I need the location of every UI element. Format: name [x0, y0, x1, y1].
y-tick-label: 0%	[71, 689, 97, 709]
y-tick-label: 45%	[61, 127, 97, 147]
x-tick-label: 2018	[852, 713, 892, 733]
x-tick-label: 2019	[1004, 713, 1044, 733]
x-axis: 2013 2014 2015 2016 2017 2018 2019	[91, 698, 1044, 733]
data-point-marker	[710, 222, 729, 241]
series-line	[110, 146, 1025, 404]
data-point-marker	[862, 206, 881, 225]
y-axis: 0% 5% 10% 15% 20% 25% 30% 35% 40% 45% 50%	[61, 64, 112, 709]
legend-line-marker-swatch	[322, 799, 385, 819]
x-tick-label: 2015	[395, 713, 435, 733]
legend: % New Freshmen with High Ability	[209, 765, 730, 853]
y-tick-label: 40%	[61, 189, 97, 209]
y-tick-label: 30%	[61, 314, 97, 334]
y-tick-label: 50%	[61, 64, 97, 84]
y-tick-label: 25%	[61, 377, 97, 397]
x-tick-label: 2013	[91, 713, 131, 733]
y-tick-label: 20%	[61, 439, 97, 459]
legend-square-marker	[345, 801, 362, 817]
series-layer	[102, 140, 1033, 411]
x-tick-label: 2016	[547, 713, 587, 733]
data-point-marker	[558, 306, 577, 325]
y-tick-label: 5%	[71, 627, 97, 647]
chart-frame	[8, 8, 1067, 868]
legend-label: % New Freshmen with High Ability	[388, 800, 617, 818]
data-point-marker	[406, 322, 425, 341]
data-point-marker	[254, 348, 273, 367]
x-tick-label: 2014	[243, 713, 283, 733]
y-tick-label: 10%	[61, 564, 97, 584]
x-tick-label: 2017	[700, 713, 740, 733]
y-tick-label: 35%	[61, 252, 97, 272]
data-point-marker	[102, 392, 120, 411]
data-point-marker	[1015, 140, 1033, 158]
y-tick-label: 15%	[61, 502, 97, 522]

§ **Given problem**: Write out every entry above again, word for word and in the same order.

§ **Finished task**:
I need the location of every UI element. Format: name [x0, y0, x1, y1].
y-tick-label: 0%	[71, 689, 97, 709]
y-tick-label: 45%	[61, 127, 97, 147]
x-tick-label: 2018	[852, 713, 892, 733]
x-tick-label: 2019	[1004, 713, 1044, 733]
x-axis: 2013 2014 2015 2016 2017 2018 2019	[91, 698, 1044, 733]
data-point-marker	[710, 222, 729, 241]
series-line	[110, 146, 1025, 404]
data-point-marker	[862, 206, 881, 225]
y-axis: 0% 5% 10% 15% 20% 25% 30% 35% 40% 45% 50%	[61, 64, 112, 709]
legend-line-marker-swatch	[322, 799, 385, 819]
x-tick-label: 2015	[395, 713, 435, 733]
legend: % New Freshmen with High Ability	[209, 765, 730, 853]
y-tick-label: 40%	[61, 189, 97, 209]
y-tick-label: 30%	[61, 314, 97, 334]
y-tick-label: 50%	[61, 64, 97, 84]
y-tick-label: 25%	[61, 377, 97, 397]
x-tick-label: 2013	[91, 713, 131, 733]
y-tick-label: 20%	[61, 439, 97, 459]
legend-square-marker	[345, 801, 362, 817]
series-layer	[102, 140, 1033, 411]
x-tick-label: 2016	[547, 713, 587, 733]
data-point-marker	[558, 306, 577, 325]
y-tick-label: 5%	[71, 627, 97, 647]
chart-frame	[8, 8, 1067, 868]
legend-label: % New Freshmen with High Ability	[388, 800, 617, 818]
data-point-marker	[406, 322, 425, 341]
data-point-marker	[254, 348, 273, 367]
x-tick-label: 2014	[243, 713, 283, 733]
y-tick-label: 10%	[61, 564, 97, 584]
x-tick-label: 2017	[700, 713, 740, 733]
y-tick-label: 35%	[61, 252, 97, 272]
data-point-marker	[102, 392, 120, 411]
data-point-marker	[1015, 140, 1033, 158]
y-tick-label: 15%	[61, 502, 97, 522]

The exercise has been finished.